[WHAT THE TASK REQUIRES] In the material below, copy the lines from the one containing "cloud-matches-option[interactable]: Cloud Matches" to the one containing "47, 796, 65]", both included, as a numbered list with blank lines omitted.

* begin *

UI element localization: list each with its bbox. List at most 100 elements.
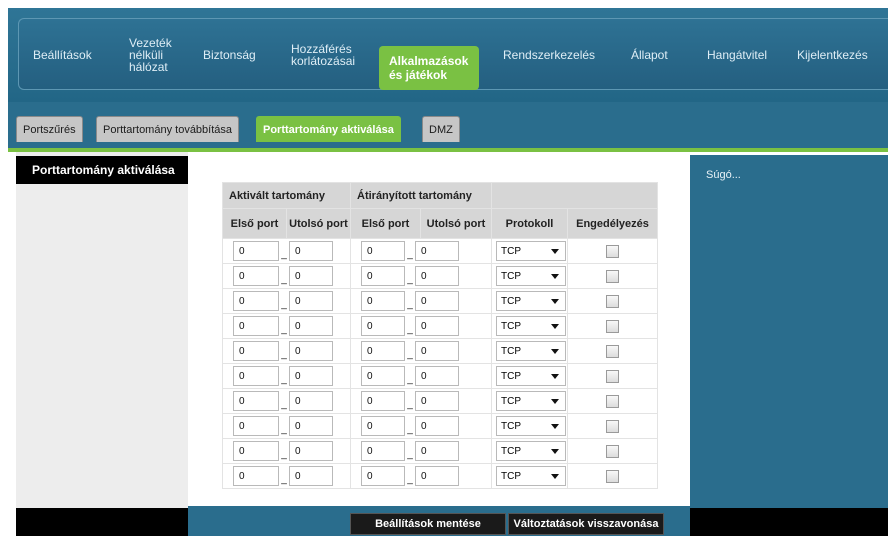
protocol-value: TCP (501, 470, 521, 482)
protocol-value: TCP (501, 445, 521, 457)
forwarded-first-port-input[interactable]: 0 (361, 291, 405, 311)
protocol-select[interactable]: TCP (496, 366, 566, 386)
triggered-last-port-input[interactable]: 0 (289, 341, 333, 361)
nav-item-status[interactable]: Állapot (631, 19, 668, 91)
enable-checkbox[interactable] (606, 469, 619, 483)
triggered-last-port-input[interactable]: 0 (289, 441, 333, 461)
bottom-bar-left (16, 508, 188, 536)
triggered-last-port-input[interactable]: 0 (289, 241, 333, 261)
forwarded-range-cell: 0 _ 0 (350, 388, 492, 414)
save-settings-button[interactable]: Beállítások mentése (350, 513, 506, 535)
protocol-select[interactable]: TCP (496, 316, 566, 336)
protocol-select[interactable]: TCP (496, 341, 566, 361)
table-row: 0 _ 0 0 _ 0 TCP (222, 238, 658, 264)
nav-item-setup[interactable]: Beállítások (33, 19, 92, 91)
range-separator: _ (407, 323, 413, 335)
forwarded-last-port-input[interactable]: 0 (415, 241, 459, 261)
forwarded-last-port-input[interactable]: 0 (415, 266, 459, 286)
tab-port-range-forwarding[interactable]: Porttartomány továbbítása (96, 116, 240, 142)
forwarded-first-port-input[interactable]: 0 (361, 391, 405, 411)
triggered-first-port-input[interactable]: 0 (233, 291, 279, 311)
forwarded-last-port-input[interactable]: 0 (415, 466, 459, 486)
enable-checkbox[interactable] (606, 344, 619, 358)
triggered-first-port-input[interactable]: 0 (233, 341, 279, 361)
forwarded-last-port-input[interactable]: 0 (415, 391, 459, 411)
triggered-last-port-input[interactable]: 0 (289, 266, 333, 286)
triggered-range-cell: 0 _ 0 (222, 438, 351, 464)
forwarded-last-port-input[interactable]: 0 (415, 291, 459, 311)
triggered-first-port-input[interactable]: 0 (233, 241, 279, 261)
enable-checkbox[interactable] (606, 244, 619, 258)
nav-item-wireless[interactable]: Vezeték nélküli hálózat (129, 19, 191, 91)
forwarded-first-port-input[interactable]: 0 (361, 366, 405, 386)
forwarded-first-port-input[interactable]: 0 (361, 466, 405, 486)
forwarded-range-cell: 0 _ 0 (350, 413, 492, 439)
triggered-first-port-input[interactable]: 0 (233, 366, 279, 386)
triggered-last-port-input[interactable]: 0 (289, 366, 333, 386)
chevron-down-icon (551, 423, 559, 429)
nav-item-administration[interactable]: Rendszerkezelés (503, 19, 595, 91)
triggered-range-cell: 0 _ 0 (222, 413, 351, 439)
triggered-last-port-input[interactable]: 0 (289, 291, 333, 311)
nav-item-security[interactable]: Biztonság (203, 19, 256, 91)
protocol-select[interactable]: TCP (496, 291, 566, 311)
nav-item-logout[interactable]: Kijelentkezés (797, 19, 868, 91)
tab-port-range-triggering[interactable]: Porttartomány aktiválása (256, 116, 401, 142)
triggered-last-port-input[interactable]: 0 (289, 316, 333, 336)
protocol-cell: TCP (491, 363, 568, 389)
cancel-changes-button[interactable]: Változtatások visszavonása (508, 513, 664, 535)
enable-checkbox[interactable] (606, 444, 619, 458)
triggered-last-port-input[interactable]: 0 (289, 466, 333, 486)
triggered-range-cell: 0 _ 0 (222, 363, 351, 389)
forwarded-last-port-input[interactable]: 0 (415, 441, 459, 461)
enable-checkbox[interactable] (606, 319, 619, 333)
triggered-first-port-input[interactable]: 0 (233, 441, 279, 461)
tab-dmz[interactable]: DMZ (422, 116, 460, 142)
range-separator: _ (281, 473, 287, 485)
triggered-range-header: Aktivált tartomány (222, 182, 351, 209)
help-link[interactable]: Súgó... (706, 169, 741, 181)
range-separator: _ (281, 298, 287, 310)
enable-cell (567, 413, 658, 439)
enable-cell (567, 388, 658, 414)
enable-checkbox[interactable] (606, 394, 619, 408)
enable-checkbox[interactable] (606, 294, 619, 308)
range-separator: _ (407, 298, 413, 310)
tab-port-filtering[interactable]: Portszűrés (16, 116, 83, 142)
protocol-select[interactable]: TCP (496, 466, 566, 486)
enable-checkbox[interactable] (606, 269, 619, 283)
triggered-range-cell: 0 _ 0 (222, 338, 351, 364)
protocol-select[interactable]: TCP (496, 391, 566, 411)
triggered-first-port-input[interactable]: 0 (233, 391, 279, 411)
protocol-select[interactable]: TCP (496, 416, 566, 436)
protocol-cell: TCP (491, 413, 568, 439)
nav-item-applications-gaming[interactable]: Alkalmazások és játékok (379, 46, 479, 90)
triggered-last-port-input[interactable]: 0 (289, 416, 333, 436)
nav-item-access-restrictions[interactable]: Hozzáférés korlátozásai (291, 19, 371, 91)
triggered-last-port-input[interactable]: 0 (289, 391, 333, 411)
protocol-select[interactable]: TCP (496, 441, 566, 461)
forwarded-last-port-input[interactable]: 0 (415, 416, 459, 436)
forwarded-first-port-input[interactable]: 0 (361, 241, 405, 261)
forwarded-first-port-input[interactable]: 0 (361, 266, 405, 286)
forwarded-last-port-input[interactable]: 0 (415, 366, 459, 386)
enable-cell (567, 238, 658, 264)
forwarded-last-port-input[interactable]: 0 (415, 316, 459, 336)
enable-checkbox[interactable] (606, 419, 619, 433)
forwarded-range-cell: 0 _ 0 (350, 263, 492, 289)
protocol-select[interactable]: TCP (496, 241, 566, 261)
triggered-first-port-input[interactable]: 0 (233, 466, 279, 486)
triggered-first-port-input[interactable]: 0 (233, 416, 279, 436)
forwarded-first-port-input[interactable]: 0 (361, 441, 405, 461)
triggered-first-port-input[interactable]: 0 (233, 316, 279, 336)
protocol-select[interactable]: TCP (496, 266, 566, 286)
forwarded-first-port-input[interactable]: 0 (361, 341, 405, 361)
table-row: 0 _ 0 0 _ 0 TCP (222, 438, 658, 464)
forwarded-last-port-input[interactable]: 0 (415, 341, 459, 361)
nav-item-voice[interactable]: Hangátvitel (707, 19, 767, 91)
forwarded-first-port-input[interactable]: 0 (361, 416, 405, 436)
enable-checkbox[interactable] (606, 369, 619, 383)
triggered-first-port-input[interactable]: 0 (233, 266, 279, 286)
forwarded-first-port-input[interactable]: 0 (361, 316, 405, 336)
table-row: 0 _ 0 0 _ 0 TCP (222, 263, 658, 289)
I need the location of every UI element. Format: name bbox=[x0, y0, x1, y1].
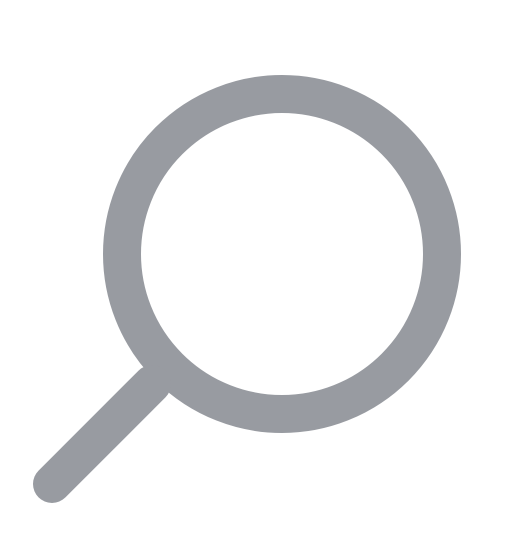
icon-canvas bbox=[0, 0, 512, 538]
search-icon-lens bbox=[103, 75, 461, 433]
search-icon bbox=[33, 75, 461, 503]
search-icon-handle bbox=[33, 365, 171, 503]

* end *
* begin *

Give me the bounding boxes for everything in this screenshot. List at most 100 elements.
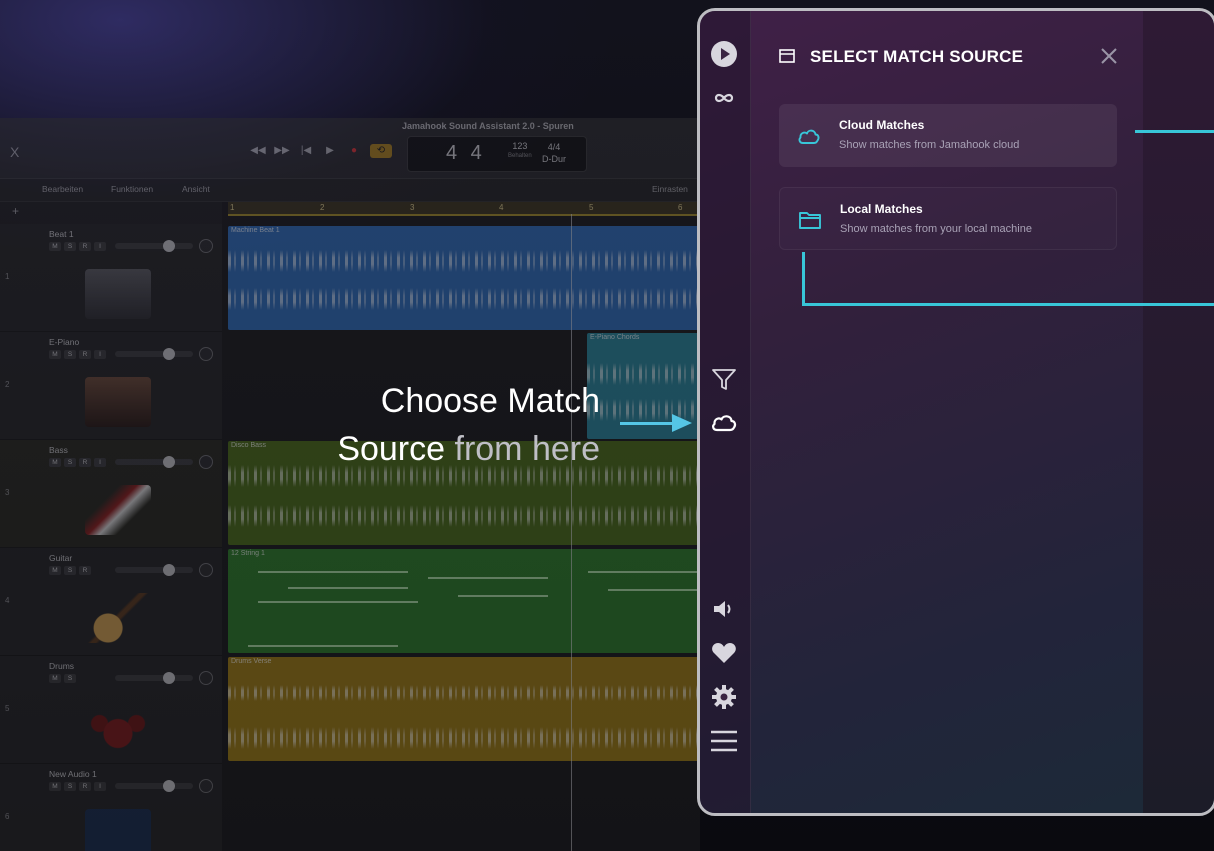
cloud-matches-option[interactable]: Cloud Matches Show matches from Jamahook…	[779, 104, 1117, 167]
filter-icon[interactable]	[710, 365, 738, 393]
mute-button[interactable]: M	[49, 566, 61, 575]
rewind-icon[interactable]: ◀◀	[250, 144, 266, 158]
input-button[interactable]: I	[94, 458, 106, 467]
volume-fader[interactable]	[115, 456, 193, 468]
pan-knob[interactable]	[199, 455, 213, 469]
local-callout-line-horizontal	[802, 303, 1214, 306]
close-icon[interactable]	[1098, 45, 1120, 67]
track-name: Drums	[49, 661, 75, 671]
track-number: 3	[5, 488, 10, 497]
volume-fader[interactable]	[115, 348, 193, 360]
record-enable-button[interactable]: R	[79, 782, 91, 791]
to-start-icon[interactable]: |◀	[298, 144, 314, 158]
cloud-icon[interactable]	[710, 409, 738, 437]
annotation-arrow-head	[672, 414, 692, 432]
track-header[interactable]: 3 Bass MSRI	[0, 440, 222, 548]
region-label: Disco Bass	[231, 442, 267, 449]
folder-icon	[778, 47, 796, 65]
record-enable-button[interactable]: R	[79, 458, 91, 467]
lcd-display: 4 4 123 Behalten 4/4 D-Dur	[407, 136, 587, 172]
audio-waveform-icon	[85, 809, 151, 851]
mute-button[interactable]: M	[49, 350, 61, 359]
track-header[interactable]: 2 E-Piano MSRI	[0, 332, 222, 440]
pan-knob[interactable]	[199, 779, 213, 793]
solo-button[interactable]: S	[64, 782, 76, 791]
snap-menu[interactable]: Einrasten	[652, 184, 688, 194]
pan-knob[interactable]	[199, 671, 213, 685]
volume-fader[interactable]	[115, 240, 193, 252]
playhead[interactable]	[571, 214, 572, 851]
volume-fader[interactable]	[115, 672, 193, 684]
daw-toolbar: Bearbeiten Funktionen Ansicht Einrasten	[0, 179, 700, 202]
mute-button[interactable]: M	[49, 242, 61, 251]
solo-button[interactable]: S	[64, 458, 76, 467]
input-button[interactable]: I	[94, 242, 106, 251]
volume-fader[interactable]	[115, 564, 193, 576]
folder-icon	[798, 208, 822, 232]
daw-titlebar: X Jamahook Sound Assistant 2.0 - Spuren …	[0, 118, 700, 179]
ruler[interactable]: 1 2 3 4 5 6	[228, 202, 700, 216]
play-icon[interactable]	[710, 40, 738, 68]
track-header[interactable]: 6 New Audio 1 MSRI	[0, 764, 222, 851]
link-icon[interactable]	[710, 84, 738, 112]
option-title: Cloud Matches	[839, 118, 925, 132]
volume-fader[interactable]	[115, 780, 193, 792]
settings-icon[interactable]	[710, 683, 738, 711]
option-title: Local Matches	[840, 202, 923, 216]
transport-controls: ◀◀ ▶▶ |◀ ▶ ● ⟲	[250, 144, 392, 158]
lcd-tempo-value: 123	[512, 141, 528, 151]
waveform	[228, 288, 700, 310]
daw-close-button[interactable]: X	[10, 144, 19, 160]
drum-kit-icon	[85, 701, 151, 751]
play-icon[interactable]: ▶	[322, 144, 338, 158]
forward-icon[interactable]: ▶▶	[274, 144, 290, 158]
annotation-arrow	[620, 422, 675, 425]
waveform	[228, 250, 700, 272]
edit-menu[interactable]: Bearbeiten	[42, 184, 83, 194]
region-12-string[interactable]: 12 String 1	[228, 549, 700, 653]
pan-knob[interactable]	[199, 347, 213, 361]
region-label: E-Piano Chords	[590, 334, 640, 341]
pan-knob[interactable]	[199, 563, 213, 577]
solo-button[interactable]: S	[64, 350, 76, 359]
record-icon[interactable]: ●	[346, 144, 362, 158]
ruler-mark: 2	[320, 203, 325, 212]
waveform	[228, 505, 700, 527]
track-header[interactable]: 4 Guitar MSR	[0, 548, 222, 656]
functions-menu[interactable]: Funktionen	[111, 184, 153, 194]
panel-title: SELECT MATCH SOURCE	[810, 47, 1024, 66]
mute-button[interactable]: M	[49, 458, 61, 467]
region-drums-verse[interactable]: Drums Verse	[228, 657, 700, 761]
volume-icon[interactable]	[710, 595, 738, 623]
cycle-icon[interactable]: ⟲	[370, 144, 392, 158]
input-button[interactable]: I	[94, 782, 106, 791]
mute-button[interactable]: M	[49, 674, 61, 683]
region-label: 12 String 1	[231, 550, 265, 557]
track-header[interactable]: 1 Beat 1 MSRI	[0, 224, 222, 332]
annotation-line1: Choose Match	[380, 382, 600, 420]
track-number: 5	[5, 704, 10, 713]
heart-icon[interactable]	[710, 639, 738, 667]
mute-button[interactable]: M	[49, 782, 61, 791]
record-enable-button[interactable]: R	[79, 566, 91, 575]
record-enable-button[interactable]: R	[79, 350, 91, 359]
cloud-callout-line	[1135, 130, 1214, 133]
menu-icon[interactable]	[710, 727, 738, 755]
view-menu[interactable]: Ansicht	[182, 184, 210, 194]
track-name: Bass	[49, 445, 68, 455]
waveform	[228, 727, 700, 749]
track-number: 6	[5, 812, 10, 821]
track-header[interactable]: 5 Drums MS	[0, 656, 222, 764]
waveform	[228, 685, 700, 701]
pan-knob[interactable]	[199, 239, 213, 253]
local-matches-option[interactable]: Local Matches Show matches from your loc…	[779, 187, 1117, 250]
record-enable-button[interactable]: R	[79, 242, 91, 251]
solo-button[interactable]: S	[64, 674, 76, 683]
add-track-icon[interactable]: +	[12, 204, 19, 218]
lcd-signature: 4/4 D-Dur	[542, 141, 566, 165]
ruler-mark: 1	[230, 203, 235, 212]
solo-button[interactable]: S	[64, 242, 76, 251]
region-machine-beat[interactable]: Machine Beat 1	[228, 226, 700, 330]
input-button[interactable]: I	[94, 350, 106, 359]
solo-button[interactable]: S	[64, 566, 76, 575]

* end *
* begin *

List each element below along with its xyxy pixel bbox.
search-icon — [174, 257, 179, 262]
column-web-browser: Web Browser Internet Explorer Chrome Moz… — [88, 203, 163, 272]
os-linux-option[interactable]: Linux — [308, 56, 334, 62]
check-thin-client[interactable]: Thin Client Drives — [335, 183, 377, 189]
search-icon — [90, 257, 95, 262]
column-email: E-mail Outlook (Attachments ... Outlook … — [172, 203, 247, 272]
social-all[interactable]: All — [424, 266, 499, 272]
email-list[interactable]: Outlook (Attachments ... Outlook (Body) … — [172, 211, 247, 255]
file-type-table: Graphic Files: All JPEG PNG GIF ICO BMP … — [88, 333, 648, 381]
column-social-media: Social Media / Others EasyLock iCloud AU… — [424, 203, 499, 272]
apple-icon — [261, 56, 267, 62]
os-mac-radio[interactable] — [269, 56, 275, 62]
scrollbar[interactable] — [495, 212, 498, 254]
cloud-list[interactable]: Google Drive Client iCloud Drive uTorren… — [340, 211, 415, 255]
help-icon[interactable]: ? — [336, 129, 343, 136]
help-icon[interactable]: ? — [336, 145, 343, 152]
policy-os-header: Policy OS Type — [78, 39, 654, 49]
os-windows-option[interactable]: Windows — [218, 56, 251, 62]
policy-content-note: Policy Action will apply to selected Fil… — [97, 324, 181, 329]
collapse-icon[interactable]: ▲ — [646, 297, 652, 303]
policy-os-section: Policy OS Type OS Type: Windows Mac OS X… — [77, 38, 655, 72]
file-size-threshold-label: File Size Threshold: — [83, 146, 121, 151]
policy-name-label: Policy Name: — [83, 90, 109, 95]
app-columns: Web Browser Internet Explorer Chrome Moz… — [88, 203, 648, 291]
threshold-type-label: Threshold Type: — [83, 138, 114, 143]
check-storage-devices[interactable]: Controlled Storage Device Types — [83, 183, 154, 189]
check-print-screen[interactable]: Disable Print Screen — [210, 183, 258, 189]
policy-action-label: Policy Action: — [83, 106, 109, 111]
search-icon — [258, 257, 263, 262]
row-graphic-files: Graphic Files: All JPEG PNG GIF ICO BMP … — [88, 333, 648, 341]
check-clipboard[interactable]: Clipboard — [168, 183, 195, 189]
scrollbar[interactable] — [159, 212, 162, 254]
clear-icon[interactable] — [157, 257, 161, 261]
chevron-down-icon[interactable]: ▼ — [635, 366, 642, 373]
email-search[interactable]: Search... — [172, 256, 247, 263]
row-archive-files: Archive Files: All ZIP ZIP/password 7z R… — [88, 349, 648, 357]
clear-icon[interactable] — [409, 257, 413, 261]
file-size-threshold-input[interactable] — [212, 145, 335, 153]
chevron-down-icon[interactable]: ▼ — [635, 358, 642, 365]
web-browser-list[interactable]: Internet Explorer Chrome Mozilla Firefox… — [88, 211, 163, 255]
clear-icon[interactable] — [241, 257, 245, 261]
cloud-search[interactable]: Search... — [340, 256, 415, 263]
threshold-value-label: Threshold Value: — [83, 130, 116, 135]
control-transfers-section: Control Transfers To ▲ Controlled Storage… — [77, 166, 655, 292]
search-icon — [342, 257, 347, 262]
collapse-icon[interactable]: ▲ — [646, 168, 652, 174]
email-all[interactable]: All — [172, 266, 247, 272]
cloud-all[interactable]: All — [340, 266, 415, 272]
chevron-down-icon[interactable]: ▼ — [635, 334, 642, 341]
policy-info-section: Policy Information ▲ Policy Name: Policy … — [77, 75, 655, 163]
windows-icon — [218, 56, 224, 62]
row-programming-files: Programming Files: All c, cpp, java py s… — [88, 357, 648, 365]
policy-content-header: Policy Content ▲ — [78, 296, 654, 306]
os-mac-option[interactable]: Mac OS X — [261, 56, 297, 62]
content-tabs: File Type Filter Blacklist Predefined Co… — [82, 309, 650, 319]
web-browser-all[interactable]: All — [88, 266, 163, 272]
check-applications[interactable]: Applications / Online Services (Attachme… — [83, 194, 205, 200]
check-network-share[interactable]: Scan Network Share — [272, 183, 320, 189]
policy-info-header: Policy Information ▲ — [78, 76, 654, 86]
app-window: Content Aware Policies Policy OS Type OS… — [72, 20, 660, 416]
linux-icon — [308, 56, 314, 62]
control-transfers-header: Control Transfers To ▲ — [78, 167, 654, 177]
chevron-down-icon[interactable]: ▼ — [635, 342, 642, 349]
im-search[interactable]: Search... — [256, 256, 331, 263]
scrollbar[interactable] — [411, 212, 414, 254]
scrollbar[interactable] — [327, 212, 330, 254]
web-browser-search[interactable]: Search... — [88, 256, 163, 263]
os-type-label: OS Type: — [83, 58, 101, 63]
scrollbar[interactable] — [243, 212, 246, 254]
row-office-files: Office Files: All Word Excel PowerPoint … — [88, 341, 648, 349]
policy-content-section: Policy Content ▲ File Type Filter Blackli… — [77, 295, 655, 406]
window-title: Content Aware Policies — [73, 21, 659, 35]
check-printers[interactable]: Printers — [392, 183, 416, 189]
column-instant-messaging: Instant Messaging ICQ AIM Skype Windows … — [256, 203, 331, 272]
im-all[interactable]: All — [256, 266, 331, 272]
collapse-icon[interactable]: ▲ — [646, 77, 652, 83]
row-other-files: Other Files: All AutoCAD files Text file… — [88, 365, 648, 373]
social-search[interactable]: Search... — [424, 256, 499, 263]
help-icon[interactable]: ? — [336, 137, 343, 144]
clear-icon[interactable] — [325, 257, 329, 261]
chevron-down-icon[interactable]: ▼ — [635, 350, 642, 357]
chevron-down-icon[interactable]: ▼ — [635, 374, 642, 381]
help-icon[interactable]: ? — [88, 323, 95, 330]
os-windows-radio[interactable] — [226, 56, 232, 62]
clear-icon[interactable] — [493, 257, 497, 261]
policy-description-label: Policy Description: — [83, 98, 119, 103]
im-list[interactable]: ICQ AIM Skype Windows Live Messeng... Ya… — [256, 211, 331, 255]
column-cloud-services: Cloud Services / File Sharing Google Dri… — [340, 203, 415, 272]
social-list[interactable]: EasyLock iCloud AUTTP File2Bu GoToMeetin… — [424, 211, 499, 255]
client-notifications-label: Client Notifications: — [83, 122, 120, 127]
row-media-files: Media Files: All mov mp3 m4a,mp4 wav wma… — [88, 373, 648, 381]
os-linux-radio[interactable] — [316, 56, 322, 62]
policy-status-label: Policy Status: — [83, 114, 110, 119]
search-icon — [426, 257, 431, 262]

* end *

[SOLUTION FOR THIS PROBLEM]
1. cloud-matches-option[interactable]: Cloud Matches Show matches from Jamahook…	[779, 104, 1117, 167]
2. filter-icon[interactable]	[710, 365, 738, 393]
3. mute-button[interactable]: M	[49, 566, 61, 575]
4. rewind-icon[interactable]: ◀◀	[250, 144, 266, 158]
5. input-button[interactable]: I	[94, 458, 106, 467]
6. volume-fader[interactable]	[115, 456, 193, 468]
7. pan-knob[interactable]	[199, 455, 213, 469]
8. local-callout-line-horizontal	[802, 303, 1214, 306]
9. close-icon[interactable]	[1098, 45, 1120, 67]
10. track-name: Drums	[49, 661, 75, 671]
11. track-number: 3	[5, 488, 10, 497]
12. volume-fader[interactable]	[115, 348, 193, 360]
13. record-enable-button[interactable]: R	[79, 782, 91, 791]
14. to-start-icon[interactable]: |◀	[298, 144, 314, 158]
15. cloud-icon[interactable]	[710, 409, 738, 437]
16. annotation-arrow-head	[672, 414, 692, 432]
17. track-header[interactable]: 3 Bass MSRI	[0, 440, 222, 548]
18. region-label: Disco Bass	[231, 442, 267, 449]
19. folder-icon	[778, 47, 796, 65]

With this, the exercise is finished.